→ QUOTED PASSAGE:
--------------------------------------------------
That claim is borne out a few hours later, when on stage Joel Madden asks for a show of first-timer hands. Sure enough, a large majority of the 1500 sold-out crowd are GC virgins. For a 20-year-old band that sustenance. They rip through the nuggets: “The Anthem,” “Girls & Boys,” “Life Changes,” “Lifestyles Of the Rich and Famous” and underdog paean “Little Things.” “This is a sentimental night,” says Joel, addressing the crowd. “We wanted to come play Webster Hall one more time with you guys.”
Of all the artists that played Webster in its final week, none had more genuine, palpable affection for the place than Good Charlotte. As for the future of the venue, once it’s renovated? “All we can do is be optimistic that they try to preserve some of its integrity and history and maybe do something cool,” says Benji. “I would love that. But the incarnation of what it was now was incredibly special, and we were really honored to be asked to come play one of the last shows and help close a chapter.”
Two nights later it’s yet more nostalgia, as an artist who took an even longer break than Good Charlotte—Michelle Branch—is commanding the ballroom stage. Branch returned in 2017 with her first album in an incredible fourteen years, Hopeless Romantic, and she’s radiant. She’d been at Webster earlier in the year, for an album release show in the smaller Marlin Room. But tonight, she’s in front of a giant sparkling curtain peppered with pink and blue pin spotlights and playing with a band that includes members of Band of Horses, Torres and of course, fiancé and Black Keys drummer Patrick Carney. Branch channels her pop and country sides—“Breathe,” recent single “Best You Ever” and an encore of “Goodbye To You” are highlights—but most remarkable is the rock she and the band bring to newer tracks. Live renderings of Hopeless Romantic standouts “Fault Line” and “Living a Lie” are notably more muscular than on record. But it is without the band, alone with an acoustic guitar that Michelle Branch closes out the night, as nearly every voice in the room joins in with her on “Everywhere.” No, she’s “not alone.”
--------------------------------------------------
→ WHAT YOU ARE ASKED TO DO: Write the next part of the account of Webster Hall's final week of shows, continuing after its last sentence.

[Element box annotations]
--------------------------------------------------
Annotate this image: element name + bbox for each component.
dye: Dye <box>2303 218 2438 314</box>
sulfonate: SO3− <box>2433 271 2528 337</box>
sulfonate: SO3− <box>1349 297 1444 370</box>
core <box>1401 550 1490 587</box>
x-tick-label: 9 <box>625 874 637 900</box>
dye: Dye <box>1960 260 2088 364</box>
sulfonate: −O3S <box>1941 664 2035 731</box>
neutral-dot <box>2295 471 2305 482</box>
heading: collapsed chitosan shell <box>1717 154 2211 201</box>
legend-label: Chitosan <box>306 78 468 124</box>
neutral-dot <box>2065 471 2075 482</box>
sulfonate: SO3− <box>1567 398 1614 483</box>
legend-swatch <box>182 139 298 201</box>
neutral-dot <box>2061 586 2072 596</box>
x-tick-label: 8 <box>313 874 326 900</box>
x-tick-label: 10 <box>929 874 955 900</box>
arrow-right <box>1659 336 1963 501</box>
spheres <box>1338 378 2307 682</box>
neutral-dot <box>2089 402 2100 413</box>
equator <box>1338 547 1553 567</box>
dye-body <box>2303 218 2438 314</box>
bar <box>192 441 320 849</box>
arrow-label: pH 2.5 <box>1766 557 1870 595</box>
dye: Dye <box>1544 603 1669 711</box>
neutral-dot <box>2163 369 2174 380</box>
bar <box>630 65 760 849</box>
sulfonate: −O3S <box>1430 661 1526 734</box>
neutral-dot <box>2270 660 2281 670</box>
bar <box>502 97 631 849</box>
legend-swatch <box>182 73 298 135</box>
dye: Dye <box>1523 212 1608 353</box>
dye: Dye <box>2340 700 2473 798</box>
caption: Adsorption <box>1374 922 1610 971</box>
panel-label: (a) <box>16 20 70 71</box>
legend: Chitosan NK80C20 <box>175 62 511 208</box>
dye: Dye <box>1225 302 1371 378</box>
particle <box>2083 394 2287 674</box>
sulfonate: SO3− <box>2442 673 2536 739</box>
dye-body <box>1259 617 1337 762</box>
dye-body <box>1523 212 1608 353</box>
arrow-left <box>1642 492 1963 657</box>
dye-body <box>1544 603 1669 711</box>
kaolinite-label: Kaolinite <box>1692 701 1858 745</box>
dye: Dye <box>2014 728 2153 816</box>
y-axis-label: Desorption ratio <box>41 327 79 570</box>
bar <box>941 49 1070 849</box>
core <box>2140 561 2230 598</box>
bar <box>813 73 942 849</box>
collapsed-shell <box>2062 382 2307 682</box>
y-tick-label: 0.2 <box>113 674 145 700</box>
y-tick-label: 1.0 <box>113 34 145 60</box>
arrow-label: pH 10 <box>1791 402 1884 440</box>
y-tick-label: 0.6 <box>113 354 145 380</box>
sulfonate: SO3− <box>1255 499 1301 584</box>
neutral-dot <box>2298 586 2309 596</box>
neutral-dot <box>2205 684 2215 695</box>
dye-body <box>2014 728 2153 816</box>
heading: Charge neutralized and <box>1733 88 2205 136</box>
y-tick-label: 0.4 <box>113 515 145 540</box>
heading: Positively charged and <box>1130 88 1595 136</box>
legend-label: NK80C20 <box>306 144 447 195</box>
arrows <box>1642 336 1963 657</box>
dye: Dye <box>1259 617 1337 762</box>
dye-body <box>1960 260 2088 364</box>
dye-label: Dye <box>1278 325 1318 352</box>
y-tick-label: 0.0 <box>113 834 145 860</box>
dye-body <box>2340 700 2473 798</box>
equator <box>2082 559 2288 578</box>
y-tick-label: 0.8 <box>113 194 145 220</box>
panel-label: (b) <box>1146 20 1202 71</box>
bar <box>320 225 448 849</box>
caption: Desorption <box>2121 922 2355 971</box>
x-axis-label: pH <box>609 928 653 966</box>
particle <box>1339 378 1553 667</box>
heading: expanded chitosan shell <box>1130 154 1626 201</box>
--------------------------------------------------
→ THE ANSWER:
Earlier in the evening it’s a hotshot with far fewer years in the game who packed the downstairs Studio, though from his cheeky poise as a performer, you’d never guess Declan McKenna is a mere 18. Buoyed by a string of singles that’s won him the sort of diehards that know every single word of the songs from his recently released debut LP, What Do You Think About The Car?, McKenna owns not just the stage, but also audience hands, crowd surfing twice in his white jumpsuit and silver eye glitter (the Studio, with its low-sitting stage, is particularly well-suited to those inclined to surf). He dances on the bar, cracks pre-song jokes and takes three presumably thorn-free red roses from the audience and holds them in his mouth. The irresistible “Isombard,” “The Kids Don’t Wanna Come Home,” “Humongous” and “Brazil” delight.
Days before the show, McKenna tells me he’s proud to be playing one of Webster’s final dates, and as a near-Londoner (he grew up in neighboring Hertfordshire) he’s all too familiar with gentrification’s impact on nightlife. “In London we’ve lost a lot of clubs, and in particular youth clubs, which I think have always been vital to our music scene,” he says. “I know things must change and things must move on, but I think we shouldn’t just take the closing down of the night scenes in cities lightly. I think we should ensure that scenes are protected. Because if it’s not important to you, it’s probably important to someone else.” Indeed.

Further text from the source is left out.